▶ **Task requirements**
Copy all lines in which the word "Yield" can be found.

[Records excerpted from a collection]

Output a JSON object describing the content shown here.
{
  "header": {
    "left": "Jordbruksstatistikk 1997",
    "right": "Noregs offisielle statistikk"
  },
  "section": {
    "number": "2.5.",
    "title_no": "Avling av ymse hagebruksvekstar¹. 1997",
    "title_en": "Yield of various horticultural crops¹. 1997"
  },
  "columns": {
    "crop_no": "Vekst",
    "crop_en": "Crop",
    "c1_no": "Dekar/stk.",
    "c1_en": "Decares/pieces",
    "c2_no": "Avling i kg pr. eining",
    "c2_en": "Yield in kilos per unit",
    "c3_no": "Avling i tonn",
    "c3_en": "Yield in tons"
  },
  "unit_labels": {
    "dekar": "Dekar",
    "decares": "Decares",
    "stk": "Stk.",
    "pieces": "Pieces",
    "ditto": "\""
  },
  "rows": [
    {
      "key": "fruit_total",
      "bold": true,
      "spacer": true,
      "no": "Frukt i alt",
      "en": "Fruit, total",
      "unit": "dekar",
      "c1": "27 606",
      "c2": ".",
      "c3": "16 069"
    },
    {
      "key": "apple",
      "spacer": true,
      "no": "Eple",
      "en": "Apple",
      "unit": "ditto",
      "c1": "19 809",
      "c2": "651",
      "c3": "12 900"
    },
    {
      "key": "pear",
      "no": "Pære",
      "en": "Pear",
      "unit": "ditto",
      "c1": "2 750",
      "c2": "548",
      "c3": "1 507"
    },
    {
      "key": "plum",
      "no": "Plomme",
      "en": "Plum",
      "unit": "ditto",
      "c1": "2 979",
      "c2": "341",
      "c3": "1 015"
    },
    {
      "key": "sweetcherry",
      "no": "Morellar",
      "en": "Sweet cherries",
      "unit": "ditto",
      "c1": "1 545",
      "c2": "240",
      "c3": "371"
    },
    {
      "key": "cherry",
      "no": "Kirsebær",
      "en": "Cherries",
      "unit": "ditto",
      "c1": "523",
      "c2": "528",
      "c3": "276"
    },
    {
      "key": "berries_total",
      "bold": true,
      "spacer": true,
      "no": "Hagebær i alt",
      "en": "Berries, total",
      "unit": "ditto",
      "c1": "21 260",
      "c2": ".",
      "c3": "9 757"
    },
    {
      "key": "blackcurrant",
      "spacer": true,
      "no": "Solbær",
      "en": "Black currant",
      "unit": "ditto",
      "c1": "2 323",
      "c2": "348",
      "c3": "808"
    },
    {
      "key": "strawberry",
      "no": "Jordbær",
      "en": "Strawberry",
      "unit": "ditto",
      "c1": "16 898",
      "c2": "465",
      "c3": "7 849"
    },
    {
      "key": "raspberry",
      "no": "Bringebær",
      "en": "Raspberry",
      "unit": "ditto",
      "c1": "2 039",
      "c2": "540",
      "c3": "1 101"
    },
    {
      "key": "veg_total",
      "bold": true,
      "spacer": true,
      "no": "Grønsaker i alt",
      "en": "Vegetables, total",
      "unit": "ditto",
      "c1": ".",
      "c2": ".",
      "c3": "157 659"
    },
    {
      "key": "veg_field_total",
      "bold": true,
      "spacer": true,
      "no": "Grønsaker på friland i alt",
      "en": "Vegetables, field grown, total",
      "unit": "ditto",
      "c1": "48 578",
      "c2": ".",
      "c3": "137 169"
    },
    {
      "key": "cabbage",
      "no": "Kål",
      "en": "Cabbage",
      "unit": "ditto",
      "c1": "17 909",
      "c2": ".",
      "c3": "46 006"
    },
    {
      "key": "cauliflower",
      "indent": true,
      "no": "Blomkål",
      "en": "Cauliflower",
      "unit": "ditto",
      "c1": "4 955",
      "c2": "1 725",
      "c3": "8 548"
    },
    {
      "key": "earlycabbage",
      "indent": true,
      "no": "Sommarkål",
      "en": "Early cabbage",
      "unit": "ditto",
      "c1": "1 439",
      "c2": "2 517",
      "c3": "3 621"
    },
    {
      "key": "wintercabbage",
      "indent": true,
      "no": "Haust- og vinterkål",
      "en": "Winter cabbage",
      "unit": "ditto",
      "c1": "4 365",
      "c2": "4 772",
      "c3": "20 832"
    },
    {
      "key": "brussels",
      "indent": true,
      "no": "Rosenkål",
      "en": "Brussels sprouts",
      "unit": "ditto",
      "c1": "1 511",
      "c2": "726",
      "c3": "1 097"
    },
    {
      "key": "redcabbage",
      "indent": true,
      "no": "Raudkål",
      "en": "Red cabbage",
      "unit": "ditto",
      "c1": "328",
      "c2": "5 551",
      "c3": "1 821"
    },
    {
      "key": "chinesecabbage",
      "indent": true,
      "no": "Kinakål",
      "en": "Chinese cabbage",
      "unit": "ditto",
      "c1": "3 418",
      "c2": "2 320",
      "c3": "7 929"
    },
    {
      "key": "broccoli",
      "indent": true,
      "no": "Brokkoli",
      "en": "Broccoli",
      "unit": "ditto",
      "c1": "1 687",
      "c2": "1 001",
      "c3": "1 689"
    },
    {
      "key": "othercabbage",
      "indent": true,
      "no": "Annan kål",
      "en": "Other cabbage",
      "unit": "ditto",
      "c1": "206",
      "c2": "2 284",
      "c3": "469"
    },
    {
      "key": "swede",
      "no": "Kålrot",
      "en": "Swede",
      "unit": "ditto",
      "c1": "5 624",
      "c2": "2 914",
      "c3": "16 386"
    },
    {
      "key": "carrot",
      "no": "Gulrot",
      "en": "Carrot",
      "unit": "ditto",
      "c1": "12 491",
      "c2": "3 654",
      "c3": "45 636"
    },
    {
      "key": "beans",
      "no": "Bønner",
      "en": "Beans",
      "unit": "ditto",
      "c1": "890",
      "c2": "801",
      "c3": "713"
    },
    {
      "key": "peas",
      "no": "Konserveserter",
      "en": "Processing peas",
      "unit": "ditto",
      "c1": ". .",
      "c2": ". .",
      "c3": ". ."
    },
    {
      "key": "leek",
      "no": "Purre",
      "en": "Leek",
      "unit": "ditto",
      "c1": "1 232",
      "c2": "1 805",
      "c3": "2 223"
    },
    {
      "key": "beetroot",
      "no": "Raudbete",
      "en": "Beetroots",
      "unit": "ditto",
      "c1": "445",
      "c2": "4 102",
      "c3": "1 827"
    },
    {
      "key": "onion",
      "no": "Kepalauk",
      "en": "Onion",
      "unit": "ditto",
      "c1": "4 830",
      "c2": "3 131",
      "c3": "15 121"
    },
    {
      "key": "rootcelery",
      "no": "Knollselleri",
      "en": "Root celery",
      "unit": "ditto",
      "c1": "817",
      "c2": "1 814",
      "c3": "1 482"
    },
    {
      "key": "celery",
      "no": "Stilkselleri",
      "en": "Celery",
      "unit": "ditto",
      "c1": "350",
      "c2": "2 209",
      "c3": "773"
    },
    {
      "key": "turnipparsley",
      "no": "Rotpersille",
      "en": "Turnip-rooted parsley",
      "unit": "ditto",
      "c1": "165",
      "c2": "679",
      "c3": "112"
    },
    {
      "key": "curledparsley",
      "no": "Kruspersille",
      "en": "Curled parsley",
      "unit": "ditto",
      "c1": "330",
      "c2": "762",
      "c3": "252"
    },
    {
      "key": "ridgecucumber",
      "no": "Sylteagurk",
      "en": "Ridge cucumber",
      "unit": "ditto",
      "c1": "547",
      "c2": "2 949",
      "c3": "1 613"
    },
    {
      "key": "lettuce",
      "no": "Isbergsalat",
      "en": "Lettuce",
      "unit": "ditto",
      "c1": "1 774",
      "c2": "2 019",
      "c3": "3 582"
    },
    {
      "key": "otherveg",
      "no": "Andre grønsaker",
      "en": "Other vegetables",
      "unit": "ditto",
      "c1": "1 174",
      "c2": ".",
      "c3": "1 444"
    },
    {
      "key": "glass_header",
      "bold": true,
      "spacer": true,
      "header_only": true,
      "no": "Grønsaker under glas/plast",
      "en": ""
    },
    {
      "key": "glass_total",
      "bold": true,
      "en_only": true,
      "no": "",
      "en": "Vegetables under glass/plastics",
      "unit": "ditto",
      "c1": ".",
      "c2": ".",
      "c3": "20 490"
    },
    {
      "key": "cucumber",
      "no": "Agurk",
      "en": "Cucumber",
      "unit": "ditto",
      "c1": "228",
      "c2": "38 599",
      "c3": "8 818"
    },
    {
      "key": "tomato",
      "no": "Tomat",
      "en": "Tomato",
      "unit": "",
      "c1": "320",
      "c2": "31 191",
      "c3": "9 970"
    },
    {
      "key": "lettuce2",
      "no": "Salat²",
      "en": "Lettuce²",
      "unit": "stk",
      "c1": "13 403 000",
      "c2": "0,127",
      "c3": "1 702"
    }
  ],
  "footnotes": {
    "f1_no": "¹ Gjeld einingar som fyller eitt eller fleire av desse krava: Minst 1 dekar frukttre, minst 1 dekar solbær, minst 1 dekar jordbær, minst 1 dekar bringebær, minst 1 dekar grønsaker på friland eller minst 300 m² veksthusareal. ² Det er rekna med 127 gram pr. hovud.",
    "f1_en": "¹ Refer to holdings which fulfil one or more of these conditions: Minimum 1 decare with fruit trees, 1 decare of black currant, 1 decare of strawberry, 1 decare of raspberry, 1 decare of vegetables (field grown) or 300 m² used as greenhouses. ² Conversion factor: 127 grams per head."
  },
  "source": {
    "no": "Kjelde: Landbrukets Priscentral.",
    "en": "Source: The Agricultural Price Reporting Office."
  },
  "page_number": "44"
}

▶ **Full answer**
    "title_en": "Yield of various horticultural crops¹. 1997"
    "c2_en": "Yield in kilos per unit",
    "c3_en": "Yield in tons"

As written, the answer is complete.